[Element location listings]

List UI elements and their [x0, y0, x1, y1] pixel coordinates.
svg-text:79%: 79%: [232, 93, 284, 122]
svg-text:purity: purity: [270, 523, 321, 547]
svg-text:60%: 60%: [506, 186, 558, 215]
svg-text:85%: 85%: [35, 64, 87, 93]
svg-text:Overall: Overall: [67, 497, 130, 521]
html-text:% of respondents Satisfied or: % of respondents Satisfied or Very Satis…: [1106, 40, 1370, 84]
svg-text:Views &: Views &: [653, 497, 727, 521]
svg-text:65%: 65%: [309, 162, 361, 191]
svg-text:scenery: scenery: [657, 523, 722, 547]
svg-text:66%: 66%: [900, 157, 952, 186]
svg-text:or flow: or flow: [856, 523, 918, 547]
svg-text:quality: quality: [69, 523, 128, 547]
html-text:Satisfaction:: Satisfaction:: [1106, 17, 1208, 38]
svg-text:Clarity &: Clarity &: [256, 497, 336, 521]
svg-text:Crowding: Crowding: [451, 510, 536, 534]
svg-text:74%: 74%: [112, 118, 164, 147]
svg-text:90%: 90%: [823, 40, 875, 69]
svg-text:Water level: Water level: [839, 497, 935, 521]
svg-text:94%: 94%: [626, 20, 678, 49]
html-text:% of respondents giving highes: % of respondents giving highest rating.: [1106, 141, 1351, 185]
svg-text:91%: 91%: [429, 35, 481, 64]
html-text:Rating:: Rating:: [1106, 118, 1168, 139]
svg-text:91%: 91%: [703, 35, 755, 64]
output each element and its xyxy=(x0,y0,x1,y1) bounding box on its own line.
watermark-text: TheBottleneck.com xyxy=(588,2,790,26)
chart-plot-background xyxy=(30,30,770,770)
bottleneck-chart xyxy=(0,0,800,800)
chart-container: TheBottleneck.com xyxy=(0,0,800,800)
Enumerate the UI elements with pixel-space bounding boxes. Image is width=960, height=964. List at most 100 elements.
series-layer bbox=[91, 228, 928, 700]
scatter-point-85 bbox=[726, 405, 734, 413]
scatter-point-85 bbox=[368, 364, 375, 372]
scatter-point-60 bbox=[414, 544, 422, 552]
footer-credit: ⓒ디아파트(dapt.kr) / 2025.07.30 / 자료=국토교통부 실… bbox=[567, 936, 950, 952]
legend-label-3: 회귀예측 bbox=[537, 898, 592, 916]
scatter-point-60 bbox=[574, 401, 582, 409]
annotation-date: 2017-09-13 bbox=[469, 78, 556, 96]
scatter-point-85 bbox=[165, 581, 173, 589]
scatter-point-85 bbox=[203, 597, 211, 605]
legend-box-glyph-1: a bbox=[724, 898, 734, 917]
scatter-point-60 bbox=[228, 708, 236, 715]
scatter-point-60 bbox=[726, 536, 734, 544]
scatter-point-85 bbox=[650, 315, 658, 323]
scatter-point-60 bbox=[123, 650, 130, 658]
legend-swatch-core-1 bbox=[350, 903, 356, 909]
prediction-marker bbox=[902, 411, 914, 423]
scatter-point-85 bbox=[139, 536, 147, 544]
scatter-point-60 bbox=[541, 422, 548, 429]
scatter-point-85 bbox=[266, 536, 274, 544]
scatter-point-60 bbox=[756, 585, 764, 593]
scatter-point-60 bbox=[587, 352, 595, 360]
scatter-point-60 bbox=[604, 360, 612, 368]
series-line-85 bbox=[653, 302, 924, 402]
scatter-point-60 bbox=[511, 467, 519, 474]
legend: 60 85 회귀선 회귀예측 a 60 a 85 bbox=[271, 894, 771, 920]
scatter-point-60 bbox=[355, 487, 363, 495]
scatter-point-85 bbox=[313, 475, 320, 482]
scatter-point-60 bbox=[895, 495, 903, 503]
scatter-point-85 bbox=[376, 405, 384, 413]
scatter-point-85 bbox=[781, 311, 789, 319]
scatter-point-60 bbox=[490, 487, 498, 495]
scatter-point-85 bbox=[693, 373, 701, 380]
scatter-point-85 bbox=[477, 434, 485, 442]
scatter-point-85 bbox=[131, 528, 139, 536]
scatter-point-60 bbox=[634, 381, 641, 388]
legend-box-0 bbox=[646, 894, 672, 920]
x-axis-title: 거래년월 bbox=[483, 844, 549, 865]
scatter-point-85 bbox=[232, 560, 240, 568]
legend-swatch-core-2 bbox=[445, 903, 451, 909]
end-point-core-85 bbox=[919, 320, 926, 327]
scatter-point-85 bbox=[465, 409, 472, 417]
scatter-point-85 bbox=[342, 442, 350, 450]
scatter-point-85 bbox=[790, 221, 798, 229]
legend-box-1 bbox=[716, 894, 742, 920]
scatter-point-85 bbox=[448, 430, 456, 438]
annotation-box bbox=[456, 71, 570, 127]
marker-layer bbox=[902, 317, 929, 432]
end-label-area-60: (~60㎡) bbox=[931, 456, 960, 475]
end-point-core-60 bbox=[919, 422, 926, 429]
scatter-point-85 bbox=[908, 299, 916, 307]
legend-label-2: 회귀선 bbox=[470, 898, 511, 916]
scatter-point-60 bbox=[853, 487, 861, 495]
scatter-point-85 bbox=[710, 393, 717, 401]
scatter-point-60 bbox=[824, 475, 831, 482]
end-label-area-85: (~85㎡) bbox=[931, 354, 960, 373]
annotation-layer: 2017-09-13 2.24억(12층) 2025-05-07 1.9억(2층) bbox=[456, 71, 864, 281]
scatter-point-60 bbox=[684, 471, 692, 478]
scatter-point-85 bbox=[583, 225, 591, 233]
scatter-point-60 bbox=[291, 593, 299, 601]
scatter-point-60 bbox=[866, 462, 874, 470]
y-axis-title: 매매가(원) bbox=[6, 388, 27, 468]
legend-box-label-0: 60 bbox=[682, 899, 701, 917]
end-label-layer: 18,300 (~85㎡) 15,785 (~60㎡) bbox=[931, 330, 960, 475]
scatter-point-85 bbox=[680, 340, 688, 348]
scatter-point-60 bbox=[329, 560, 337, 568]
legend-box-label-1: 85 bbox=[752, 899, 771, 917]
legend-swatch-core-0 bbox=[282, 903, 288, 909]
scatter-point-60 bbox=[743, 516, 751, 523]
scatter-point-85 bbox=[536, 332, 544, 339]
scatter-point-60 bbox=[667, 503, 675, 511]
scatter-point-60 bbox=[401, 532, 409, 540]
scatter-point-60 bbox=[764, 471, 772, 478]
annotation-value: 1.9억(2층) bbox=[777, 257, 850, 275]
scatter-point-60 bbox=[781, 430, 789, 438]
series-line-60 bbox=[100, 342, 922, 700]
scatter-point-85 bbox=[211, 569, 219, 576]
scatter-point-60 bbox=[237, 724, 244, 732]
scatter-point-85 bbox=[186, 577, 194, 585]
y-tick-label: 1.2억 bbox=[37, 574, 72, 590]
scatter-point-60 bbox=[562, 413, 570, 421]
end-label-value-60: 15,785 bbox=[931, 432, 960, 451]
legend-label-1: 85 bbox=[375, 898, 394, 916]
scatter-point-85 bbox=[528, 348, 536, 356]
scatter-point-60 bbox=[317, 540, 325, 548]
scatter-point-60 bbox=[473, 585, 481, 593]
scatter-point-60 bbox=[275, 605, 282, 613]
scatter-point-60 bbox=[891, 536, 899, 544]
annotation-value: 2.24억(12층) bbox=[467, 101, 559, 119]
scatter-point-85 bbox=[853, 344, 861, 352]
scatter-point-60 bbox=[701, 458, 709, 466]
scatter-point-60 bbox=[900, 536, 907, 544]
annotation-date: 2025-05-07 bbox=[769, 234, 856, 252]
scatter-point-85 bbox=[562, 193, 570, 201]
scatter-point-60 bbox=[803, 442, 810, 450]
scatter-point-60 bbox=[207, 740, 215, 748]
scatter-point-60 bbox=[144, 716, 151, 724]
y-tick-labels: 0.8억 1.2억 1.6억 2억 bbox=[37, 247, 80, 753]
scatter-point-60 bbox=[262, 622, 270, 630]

(Written request) Rewrite the material from its first line through the line containing "html-text:% of respondents Satisfied", changing "respondents" to "participants" and leaving everything else as it is.

(Result)
List UI elements and their [x0, y0, x1, y1] pixel coordinates.
svg-text:79%: 79%: [232, 93, 284, 122]
svg-text:purity: purity: [270, 523, 321, 547]
svg-text:60%: 60%: [506, 186, 558, 215]
svg-text:85%: 85%: [35, 64, 87, 93]
svg-text:Overall: Overall: [67, 497, 130, 521]
html-text:% of participants Satisfied or: % of participants Satisfied or Very Satis…: [1106, 40, 1370, 84]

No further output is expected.